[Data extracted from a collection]
====
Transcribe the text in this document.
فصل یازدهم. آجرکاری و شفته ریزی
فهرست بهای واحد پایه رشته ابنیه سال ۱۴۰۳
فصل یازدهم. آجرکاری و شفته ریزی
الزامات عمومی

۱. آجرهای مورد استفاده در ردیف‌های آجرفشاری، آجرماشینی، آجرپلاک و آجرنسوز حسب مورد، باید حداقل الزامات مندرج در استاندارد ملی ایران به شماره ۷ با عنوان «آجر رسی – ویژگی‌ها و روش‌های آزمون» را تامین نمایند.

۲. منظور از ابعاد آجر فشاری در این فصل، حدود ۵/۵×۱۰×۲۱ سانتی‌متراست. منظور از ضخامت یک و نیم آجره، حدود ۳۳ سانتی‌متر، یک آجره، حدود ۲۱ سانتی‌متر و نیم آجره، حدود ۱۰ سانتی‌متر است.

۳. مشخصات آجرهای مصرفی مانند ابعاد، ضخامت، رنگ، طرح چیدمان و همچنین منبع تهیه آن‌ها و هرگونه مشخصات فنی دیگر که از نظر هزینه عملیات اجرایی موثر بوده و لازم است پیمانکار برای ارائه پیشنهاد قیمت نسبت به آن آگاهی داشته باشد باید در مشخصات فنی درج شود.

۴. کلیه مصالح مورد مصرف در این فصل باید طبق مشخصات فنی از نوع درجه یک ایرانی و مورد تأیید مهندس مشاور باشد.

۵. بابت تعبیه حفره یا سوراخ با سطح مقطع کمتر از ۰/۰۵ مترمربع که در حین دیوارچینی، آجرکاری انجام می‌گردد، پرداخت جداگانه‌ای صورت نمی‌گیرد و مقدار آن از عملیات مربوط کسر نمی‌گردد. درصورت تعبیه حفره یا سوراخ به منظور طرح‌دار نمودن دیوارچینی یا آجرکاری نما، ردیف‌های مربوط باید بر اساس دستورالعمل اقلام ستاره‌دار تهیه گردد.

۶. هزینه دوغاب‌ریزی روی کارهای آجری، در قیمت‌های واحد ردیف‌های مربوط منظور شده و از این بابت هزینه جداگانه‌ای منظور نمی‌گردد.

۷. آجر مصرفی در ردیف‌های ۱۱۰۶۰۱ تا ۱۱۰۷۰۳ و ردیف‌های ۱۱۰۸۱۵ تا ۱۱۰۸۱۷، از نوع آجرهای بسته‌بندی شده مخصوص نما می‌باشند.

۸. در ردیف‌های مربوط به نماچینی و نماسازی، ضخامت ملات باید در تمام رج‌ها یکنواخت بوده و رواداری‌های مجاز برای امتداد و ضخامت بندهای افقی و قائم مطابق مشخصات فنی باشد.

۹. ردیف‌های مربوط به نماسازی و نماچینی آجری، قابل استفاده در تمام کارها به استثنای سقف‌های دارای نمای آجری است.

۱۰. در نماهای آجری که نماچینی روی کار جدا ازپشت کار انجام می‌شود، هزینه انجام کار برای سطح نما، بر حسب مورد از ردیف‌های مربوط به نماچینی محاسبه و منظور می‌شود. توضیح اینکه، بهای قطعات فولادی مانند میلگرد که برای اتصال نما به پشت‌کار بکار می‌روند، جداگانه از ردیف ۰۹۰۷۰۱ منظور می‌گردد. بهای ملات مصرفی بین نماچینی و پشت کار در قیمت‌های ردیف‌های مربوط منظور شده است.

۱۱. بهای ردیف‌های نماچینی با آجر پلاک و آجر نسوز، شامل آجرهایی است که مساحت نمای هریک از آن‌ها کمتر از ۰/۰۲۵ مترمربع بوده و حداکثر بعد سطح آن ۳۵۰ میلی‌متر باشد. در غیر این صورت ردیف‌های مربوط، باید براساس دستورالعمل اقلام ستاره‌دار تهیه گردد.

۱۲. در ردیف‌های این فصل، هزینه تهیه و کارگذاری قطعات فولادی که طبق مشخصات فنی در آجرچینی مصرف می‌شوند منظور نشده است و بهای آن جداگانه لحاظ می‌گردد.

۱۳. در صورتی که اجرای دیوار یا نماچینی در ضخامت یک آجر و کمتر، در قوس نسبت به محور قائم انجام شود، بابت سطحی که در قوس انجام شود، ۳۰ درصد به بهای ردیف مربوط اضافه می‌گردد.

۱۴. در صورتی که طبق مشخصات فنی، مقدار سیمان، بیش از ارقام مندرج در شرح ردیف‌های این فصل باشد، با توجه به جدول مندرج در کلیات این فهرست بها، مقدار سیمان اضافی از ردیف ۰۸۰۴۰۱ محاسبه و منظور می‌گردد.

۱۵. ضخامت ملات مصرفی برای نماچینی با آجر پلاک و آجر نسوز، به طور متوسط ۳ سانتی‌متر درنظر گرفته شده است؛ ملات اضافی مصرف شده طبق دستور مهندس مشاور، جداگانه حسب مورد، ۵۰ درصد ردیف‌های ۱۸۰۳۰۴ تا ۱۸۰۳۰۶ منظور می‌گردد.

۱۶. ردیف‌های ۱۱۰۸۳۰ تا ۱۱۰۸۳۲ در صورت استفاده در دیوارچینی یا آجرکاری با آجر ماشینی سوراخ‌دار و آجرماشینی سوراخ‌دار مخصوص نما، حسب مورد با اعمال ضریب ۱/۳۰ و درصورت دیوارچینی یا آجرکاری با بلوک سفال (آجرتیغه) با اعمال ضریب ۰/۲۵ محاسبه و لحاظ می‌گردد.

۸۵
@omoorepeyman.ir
====
Repeat each record exactly. Omit nothing.

» **Written reply**
Transcribe the text in this document.
فصل یازدهم. آجرکاری و شفته ریزی
فهرست بهای واحد پایه رشته ابنیه سال ۱۴۰۳
فصل یازدهم. آجرکاری و شفته ریزی
الزامات عمومی

۱. آجرهای مورد استفاده در ردیف‌های آجرفشاری، آجرماشینی، آجرپلاک و آجرنسوز حسب مورد، باید حداقل الزامات مندرج در استاندارد ملی ایران به شماره ۷ با عنوان «آجر رسی – ویژگی‌ها و روش‌های آزمون» را تامین نمایند.

۲. منظور از ابعاد آجر فشاری در این فصل، حدود ۵/۵×۱۰×۲۱ سانتی‌متراست. منظور از ضخامت یک و نیم آجره، حدود ۳۳ سانتی‌متر، یک آجره، حدود ۲۱ سانتی‌متر و نیم آجره، حدود ۱۰ سانتی‌متر است.

۳. مشخصات آجرهای مصرفی مانند ابعاد، ضخامت، رنگ، طرح چیدمان و همچنین منبع تهیه آن‌ها و هرگونه مشخصات فنی دیگر که از نظر هزینه عملیات اجرایی موثر بوده و لازم است پیمانکار برای ارائه پیشنهاد قیمت نسبت به آن آگاهی داشته باشد باید در مشخصات فنی درج شود.

۴. کلیه مصالح مورد مصرف در این فصل باید طبق مشخصات فنی از نوع درجه یک ایرانی و مورد تأیید مهندس مشاور باشد.

۵. بابت تعبیه حفره یا سوراخ با سطح مقطع کمتر از ۰/۰۵ مترمربع که در حین دیوارچینی، آجرکاری انجام می‌گردد، پرداخت جداگانه‌ای صورت نمی‌گیرد و مقدار آن از عملیات مربوط کسر نمی‌گردد. درصورت تعبیه حفره یا سوراخ به منظور طرح‌دار نمودن دیوارچینی یا آجرکاری نما، ردیف‌های مربوط باید بر اساس دستورالعمل اقلام ستاره‌دار تهیه گردد.

۶. هزینه دوغاب‌ریزی روی کارهای آجری، در قیمت‌های واحد ردیف‌های مربوط منظور شده و از این بابت هزینه جداگانه‌ای منظور نمی‌گردد.

۷. آجر مصرفی در ردیف‌های ۱۱۰۶۰۱ تا ۱۱۰۷۰۳ و ردیف‌های ۱۱۰۸۱۵ تا ۱۱۰۸۱۷، از نوع آجرهای بسته‌بندی شده مخصوص نما می‌باشند.

۸. در ردیف‌های مربوط به نماچینی و نماسازی، ضخامت ملات باید در تمام رج‌ها یکنواخت بوده و رواداری‌های مجاز برای امتداد و ضخامت بندهای افقی و قائم مطابق مشخصات فنی باشد.

۹. ردیف‌های مربوط به نماسازی و نماچینی آجری، قابل استفاده در تمام کارها به استثنای سقف‌های دارای نمای آجری است.

۱۰. در نماهای آجری که نماچینی روی کار جدا ازپشت کار انجام می‌شود، هزینه انجام کار برای سطح نما، بر حسب مورد از ردیف‌های مربوط به نماچینی محاسبه و منظور می‌شود. توضیح اینکه، بهای قطعات فولادی مانند میلگرد که برای اتصال نما به پشت‌کار بکار می‌روند، جداگانه از ردیف ۰۹۰۷۰۱ منظور می‌گردد. بهای ملات مصرفی بین نماچینی و پشت کار در قیمت‌های ردیف‌های مربوط منظور شده است.

۱۱. بهای ردیف‌های نماچینی با آجر پلاک و آجر نسوز، شامل آجرهایی است که مساحت نمای هریک از آن‌ها کمتر از ۰/۰۲۵ مترمربع بوده و حداکثر بعد سطح آن ۳۵۰ میلی‌متر باشد. در غیر این صورت ردیف‌های مربوط، باید براساس دستورالعمل اقلام ستاره‌دار تهیه گردد.

۱۲. در ردیف‌های این فصل، هزینه تهیه و کارگذاری قطعات فولادی که طبق مشخصات فنی در آجرچینی مصرف می‌شوند منظور نشده است و بهای آن جداگانه لحاظ می‌گردد.

۱۳. در صورتی که اجرای دیوار یا نماچینی در ضخامت یک آجر و کمتر، در قوس نسبت به محور قائم انجام شود، بابت سطحی که در قوس انجام شود، ۳۰ درصد به بهای ردیف مربوط اضافه می‌گردد.

۱۴. در صورتی که طبق مشخصات فنی، مقدار سیمان، بیش از ارقام مندرج در شرح ردیف‌های این فصل باشد، با توجه به جدول مندرج در کلیات این فهرست بها، مقدار سیمان اضافی از ردیف ۰۸۰۴۰۱ محاسبه و منظور می‌گردد.

۱۵. ضخامت ملات مصرفی برای نماچینی با آجر پلاک و آجر نسوز، به طور متوسط ۳ سانتی‌متر درنظر گرفته شده است؛ ملات اضافی مصرف شده طبق دستور مهندس مشاور، جداگانه حسب مورد، ۵۰ درصد ردیف‌های ۱۸۰۳۰۴ تا ۱۸۰۳۰۶ منظور می‌گردد.

۱۶. ردیف‌های ۱۱۰۸۳۰ تا ۱۱۰۸۳۲ در صورت استفاده در دیوارچینی یا آجرکاری با آجر ماشینی سوراخ‌دار و آجرماشینی سوراخ‌دار مخصوص نما، حسب مورد با اعمال ضریب ۱/۳۰ و درصورت دیوارچینی یا آجرکاری با بلوک سفال (آجرتیغه) با اعمال ضریب ۰/۲۵ محاسبه و لحاظ می‌گردد.

۸۵
@omoorepeyman.ir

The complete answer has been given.